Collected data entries

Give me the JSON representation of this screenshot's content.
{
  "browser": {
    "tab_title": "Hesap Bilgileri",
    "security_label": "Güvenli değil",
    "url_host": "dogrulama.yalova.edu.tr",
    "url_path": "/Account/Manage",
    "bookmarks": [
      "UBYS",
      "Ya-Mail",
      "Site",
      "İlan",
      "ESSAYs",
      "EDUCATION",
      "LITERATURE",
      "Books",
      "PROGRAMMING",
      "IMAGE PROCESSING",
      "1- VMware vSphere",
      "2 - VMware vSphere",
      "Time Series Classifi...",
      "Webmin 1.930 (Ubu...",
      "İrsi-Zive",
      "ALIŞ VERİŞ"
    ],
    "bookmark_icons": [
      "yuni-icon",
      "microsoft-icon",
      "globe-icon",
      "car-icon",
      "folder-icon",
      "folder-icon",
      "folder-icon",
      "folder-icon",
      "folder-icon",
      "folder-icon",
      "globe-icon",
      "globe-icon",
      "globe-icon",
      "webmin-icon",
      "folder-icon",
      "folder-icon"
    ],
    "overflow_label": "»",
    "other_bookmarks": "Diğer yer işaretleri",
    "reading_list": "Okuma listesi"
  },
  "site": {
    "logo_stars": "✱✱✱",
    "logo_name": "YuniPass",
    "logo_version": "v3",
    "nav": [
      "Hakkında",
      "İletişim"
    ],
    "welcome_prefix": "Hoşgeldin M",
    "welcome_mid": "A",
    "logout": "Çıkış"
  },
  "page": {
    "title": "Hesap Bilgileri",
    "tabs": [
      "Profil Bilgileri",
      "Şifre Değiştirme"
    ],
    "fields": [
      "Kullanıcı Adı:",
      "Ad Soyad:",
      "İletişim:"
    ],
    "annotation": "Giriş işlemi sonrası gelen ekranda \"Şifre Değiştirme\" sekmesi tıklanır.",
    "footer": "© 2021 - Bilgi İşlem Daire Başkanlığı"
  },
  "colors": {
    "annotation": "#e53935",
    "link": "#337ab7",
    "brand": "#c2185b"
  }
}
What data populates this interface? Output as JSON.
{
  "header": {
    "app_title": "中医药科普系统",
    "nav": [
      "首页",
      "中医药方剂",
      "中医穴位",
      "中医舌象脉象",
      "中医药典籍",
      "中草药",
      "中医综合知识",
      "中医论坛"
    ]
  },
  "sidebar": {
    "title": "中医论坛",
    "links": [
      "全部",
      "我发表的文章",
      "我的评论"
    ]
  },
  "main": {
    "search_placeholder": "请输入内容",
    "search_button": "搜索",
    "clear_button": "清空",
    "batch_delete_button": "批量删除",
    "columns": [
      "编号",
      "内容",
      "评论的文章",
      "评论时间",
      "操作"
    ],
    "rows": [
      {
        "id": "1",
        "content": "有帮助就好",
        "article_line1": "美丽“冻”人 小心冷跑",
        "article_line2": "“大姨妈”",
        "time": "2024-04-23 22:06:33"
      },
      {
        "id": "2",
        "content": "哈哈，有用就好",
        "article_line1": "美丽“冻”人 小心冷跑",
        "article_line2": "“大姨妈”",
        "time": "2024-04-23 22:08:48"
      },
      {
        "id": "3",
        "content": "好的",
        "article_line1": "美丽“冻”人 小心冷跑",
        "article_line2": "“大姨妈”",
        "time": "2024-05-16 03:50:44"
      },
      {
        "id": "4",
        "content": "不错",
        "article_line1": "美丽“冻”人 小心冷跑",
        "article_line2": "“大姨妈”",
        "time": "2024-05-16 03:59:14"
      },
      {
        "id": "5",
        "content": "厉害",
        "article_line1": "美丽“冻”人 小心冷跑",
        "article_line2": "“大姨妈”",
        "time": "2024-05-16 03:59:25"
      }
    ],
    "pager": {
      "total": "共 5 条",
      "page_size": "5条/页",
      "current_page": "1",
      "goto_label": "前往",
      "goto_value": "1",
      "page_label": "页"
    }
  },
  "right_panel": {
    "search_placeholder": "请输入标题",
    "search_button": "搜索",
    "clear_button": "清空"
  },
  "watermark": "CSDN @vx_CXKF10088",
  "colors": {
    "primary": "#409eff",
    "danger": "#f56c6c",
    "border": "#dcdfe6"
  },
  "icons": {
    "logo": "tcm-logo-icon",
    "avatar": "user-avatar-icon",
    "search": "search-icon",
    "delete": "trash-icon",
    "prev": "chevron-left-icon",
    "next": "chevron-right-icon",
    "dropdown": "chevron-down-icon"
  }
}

_Set exercise:_
Copy all lines from the material that contain "JSON".

_Response to this exercise:_
Give me the JSON representation of this screenshot's content.
What data populates this interface? Output as JSON.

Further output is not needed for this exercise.